**What needs to be done**
Copy the lines below word for word, with no changes.

**Material**

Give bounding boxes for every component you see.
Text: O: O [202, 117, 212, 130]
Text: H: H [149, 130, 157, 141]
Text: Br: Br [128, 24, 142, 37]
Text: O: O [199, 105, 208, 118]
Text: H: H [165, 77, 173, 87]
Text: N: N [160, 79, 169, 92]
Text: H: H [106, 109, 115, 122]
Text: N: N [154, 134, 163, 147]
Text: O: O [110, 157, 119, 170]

**Result**
Give bounding boxes for every component you see.
Text: O: O [202, 117, 212, 130]
Text: H: H [149, 130, 157, 141]
Text: Br: Br [128, 24, 142, 37]
Text: O: O [199, 105, 208, 118]
Text: H: H [165, 77, 173, 87]
Text: N: N [160, 79, 169, 92]
Text: H: H [106, 109, 115, 122]
Text: N: N [154, 134, 163, 147]
Text: O: O [110, 157, 119, 170]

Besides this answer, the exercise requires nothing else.